**GIVEN REQUEST**
In the copy, keep every record exact and leave out all images.

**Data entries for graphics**
☆ ☆ ☆

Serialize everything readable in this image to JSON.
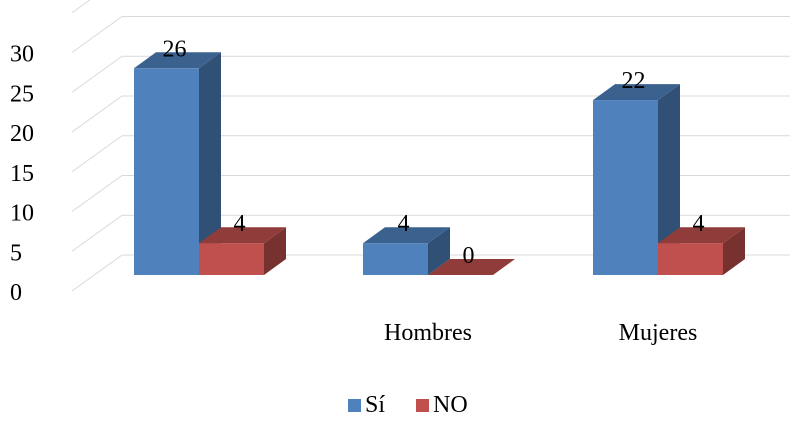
{
  "chart_data": {
    "type": "bar",
    "style": "3d-clustered-column",
    "categories": [
      "",
      "Hombres",
      "Mujeres"
    ],
    "series": [
      {
        "name": "Sí",
        "values": [
          26,
          4,
          22
        ],
        "color": "#4F81BD"
      },
      {
        "name": "NO",
        "values": [
          4,
          0,
          4
        ],
        "color": "#C0504D"
      }
    ],
    "y_ticks": [
      "0",
      "5",
      "10",
      "15",
      "20",
      "25",
      "30"
    ],
    "ylim": [
      0,
      35
    ],
    "grid": true,
    "data_labels": true,
    "legend_position": "bottom"
  }
}
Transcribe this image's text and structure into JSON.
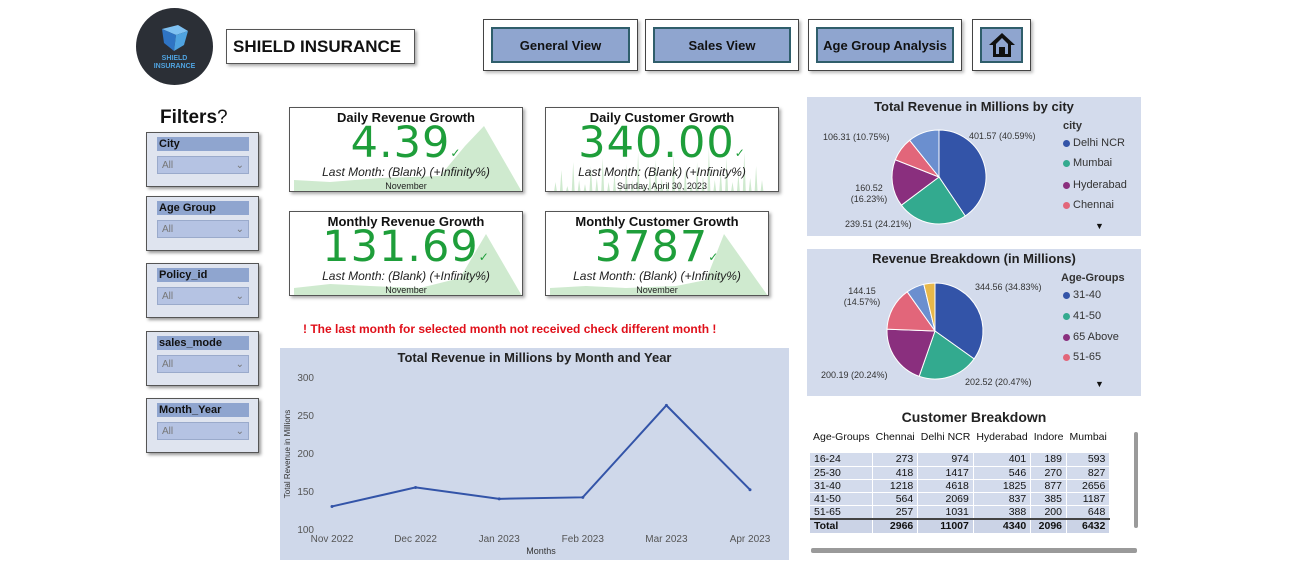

☆ ☆ ☆

**ANSWER FOR THE TASK**
Serialize everything readable in this image to JSON.
{
  "chart_data": {
    "type": "bar",
    "style": "3d-clustered-column",
    "categories": [
      "",
      "Hombres",
      "Mujeres"
    ],
    "series": [
      {
        "name": "Sí",
        "values": [
          26,
          4,
          22
        ],
        "color": "#4F81BD"
      },
      {
        "name": "NO",
        "values": [
          4,
          0,
          4
        ],
        "color": "#C0504D"
      }
    ],
    "y_ticks": [
      "0",
      "5",
      "10",
      "15",
      "20",
      "25",
      "30"
    ],
    "ylim": [
      0,
      35
    ],
    "grid": true,
    "data_labels": true,
    "legend_position": "bottom"
  }
}
Transcribe this image's text and structure into JSON.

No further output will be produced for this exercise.